(Figure contents as structured data)
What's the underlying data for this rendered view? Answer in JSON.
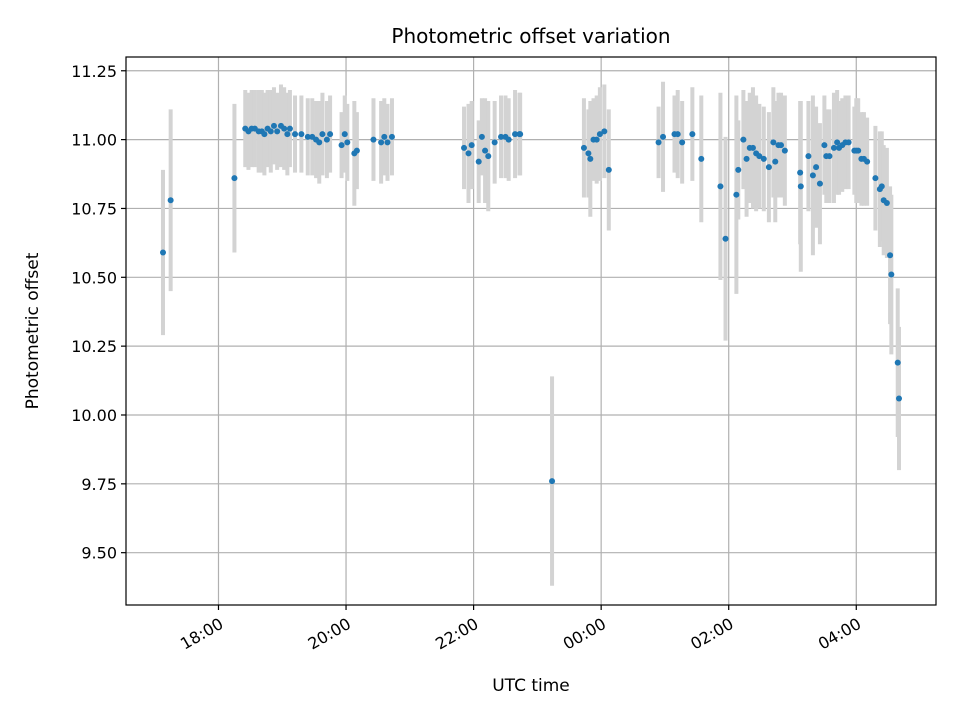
{
  "chart_data": {
    "type": "scatter",
    "title": "Photometric offset variation",
    "xlabel": "UTC time",
    "ylabel": "Photometric offset",
    "x_unit": "hours from 17:00 UTC",
    "x_ticks": [
      {
        "value": 1,
        "label": "18:00"
      },
      {
        "value": 3,
        "label": "20:00"
      },
      {
        "value": 5,
        "label": "22:00"
      },
      {
        "value": 7,
        "label": "00:00"
      },
      {
        "value": 9,
        "label": "02:00"
      },
      {
        "value": 11,
        "label": "04:00"
      }
    ],
    "y_ticks": [
      {
        "value": 9.5,
        "label": "9.50"
      },
      {
        "value": 9.75,
        "label": "9.75"
      },
      {
        "value": 10.0,
        "label": "10.00"
      },
      {
        "value": 10.25,
        "label": "10.25"
      },
      {
        "value": 10.5,
        "label": "10.50"
      },
      {
        "value": 10.75,
        "label": "10.75"
      },
      {
        "value": 11.0,
        "label": "11.00"
      },
      {
        "value": 11.25,
        "label": "11.25"
      }
    ],
    "xlim": [
      -0.45,
      12.25
    ],
    "ylim": [
      9.31,
      11.3
    ],
    "grid": true,
    "legend": "none",
    "colors": {
      "point": "#1f77b4",
      "errorbar": "#d3d3d3",
      "grid": "#b0b0b0"
    },
    "points": [
      [
        0.13,
        10.59,
        0.3
      ],
      [
        0.25,
        10.78,
        0.33
      ],
      [
        1.25,
        10.86,
        0.27
      ],
      [
        1.42,
        11.04,
        0.14
      ],
      [
        1.47,
        11.03,
        0.14
      ],
      [
        1.52,
        11.04,
        0.14
      ],
      [
        1.57,
        11.04,
        0.14
      ],
      [
        1.63,
        11.03,
        0.15
      ],
      [
        1.68,
        11.03,
        0.15
      ],
      [
        1.72,
        11.02,
        0.15
      ],
      [
        1.77,
        11.04,
        0.14
      ],
      [
        1.82,
        11.03,
        0.15
      ],
      [
        1.87,
        11.05,
        0.14
      ],
      [
        1.92,
        11.03,
        0.14
      ],
      [
        1.98,
        11.05,
        0.15
      ],
      [
        2.03,
        11.04,
        0.15
      ],
      [
        2.08,
        11.02,
        0.15
      ],
      [
        2.12,
        11.04,
        0.14
      ],
      [
        2.2,
        11.02,
        0.14
      ],
      [
        2.3,
        11.02,
        0.14
      ],
      [
        2.4,
        11.01,
        0.14
      ],
      [
        2.47,
        11.01,
        0.14
      ],
      [
        2.53,
        11.0,
        0.14
      ],
      [
        2.58,
        10.99,
        0.15
      ],
      [
        2.63,
        11.02,
        0.15
      ],
      [
        2.7,
        11.0,
        0.14
      ],
      [
        2.75,
        11.02,
        0.14
      ],
      [
        2.93,
        10.98,
        0.12
      ],
      [
        2.98,
        11.02,
        0.14
      ],
      [
        3.02,
        10.99,
        0.14
      ],
      [
        3.13,
        10.95,
        0.19
      ],
      [
        3.17,
        10.96,
        0.14
      ],
      [
        3.43,
        11.0,
        0.15
      ],
      [
        3.55,
        10.99,
        0.15
      ],
      [
        3.6,
        11.01,
        0.14
      ],
      [
        3.65,
        10.99,
        0.14
      ],
      [
        3.72,
        11.01,
        0.14
      ],
      [
        4.85,
        10.97,
        0.15
      ],
      [
        4.92,
        10.95,
        0.18
      ],
      [
        4.97,
        10.98,
        0.16
      ],
      [
        5.08,
        10.92,
        0.15
      ],
      [
        5.13,
        11.01,
        0.14
      ],
      [
        5.18,
        10.96,
        0.19
      ],
      [
        5.23,
        10.94,
        0.2
      ],
      [
        5.33,
        10.99,
        0.15
      ],
      [
        5.43,
        11.01,
        0.15
      ],
      [
        5.5,
        11.01,
        0.15
      ],
      [
        5.55,
        11.0,
        0.15
      ],
      [
        5.65,
        11.02,
        0.16
      ],
      [
        5.72,
        11.02,
        0.15
      ],
      [
        5.73,
        11.02,
        0.15
      ],
      [
        6.23,
        9.76,
        0.38
      ],
      [
        6.73,
        10.97,
        0.18
      ],
      [
        6.8,
        10.95,
        0.16
      ],
      [
        6.83,
        10.93,
        0.21
      ],
      [
        6.88,
        11.0,
        0.15
      ],
      [
        6.93,
        11.0,
        0.16
      ],
      [
        6.98,
        11.02,
        0.17
      ],
      [
        7.05,
        11.03,
        0.17
      ],
      [
        7.12,
        10.89,
        0.22
      ],
      [
        7.9,
        10.99,
        0.13
      ],
      [
        7.97,
        11.01,
        0.2
      ],
      [
        8.15,
        11.02,
        0.14
      ],
      [
        8.2,
        11.02,
        0.16
      ],
      [
        8.27,
        10.99,
        0.15
      ],
      [
        8.43,
        11.02,
        0.17
      ],
      [
        8.57,
        10.93,
        0.23
      ],
      [
        8.87,
        10.83,
        0.34
      ],
      [
        8.95,
        10.64,
        0.37
      ],
      [
        9.12,
        10.8,
        0.36
      ],
      [
        9.15,
        10.89,
        0.18
      ],
      [
        9.23,
        11.0,
        0.18
      ],
      [
        9.28,
        10.93,
        0.21
      ],
      [
        9.33,
        10.97,
        0.2
      ],
      [
        9.38,
        10.97,
        0.22
      ],
      [
        9.43,
        10.95,
        0.21
      ],
      [
        9.48,
        10.94,
        0.19
      ],
      [
        9.55,
        10.93,
        0.19
      ],
      [
        9.63,
        10.9,
        0.2
      ],
      [
        9.7,
        10.99,
        0.2
      ],
      [
        9.73,
        10.92,
        0.22
      ],
      [
        9.78,
        10.98,
        0.19
      ],
      [
        9.82,
        10.98,
        0.19
      ],
      [
        9.88,
        10.96,
        0.2
      ],
      [
        10.12,
        10.88,
        0.26
      ],
      [
        10.13,
        10.83,
        0.31
      ],
      [
        10.25,
        10.94,
        0.2
      ],
      [
        10.32,
        10.87,
        0.29
      ],
      [
        10.37,
        10.9,
        0.22
      ],
      [
        10.43,
        10.84,
        0.22
      ],
      [
        10.5,
        10.98,
        0.18
      ],
      [
        10.53,
        10.94,
        0.17
      ],
      [
        10.58,
        10.94,
        0.17
      ],
      [
        10.65,
        10.97,
        0.2
      ],
      [
        10.7,
        10.99,
        0.19
      ],
      [
        10.73,
        10.97,
        0.17
      ],
      [
        10.78,
        10.98,
        0.17
      ],
      [
        10.83,
        10.99,
        0.17
      ],
      [
        10.88,
        10.99,
        0.17
      ],
      [
        10.97,
        10.96,
        0.16
      ],
      [
        11.0,
        10.96,
        0.19
      ],
      [
        11.03,
        10.96,
        0.19
      ],
      [
        11.08,
        10.93,
        0.17
      ],
      [
        11.12,
        10.93,
        0.17
      ],
      [
        11.17,
        10.92,
        0.16
      ],
      [
        11.3,
        10.86,
        0.19
      ],
      [
        11.37,
        10.82,
        0.21
      ],
      [
        11.4,
        10.83,
        0.2
      ],
      [
        11.43,
        10.78,
        0.2
      ],
      [
        11.48,
        10.77,
        0.2
      ],
      [
        11.53,
        10.58,
        0.25
      ],
      [
        11.55,
        10.51,
        0.29
      ],
      [
        11.65,
        10.19,
        0.27
      ],
      [
        11.67,
        10.06,
        0.26
      ]
    ]
  }
}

__YOUR INSTRUCTIONS__.
Select and copy every line from the records that includes the word "Photometric".

__RIGHT ANSWER__.
    "title": "Photometric offset variation",
    "ylabel": "Photometric offset",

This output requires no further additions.